The records start

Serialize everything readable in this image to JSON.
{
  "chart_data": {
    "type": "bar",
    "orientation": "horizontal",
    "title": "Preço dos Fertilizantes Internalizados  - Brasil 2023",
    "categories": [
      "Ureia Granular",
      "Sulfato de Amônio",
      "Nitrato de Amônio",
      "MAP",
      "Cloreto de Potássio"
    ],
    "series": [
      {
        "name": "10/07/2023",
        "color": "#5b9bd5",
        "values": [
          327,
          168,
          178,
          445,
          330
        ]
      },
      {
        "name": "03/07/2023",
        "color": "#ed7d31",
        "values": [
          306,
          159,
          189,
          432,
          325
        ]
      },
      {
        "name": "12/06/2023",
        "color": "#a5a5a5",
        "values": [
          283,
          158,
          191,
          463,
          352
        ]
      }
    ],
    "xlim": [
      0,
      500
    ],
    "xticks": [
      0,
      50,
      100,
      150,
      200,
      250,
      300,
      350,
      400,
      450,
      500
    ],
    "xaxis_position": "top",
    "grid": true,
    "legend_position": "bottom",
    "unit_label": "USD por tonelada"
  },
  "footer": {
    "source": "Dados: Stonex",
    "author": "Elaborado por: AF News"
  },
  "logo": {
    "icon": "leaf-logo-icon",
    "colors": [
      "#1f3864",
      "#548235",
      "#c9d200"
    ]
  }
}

The records end

Short exercise —
Return all of the above records exactly, leaving no line out.

Completed task —
Serialize everything readable in this image to JSON.
{
  "chart_data": {
    "type": "bar",
    "orientation": "horizontal",
    "title": "Preço dos Fertilizantes Internalizados  - Brasil 2023",
    "categories": [
      "Ureia Granular",
      "Sulfato de Amônio",
      "Nitrato de Amônio",
      "MAP",
      "Cloreto de Potássio"
    ],
    "series": [
      {
        "name": "10/07/2023",
        "color": "#5b9bd5",
        "values": [
          327,
          168,
          178,
          445,
          330
        ]
      },
      {
        "name": "03/07/2023",
        "color": "#ed7d31",
        "values": [
          306,
          159,
          189,
          432,
          325
        ]
      },
      {
        "name": "12/06/2023",
        "color": "#a5a5a5",
        "values": [
          283,
          158,
          191,
          463,
          352
        ]
      }
    ],
    "xlim": [
      0,
      500
    ],
    "xticks": [
      0,
      50,
      100,
      150,
      200,
      250,
      300,
      350,
      400,
      450,
      500
    ],
    "xaxis_position": "top",
    "grid": true,
    "legend_position": "bottom",
    "unit_label": "USD por tonelada"
  },
  "footer": {
    "source": "Dados: Stonex",
    "author": "Elaborado por: AF News"
  },
  "logo": {
    "icon": "leaf-logo-icon",
    "colors": [
      "#1f3864",
      "#548235",
      "#c9d200"
    ]
  }
}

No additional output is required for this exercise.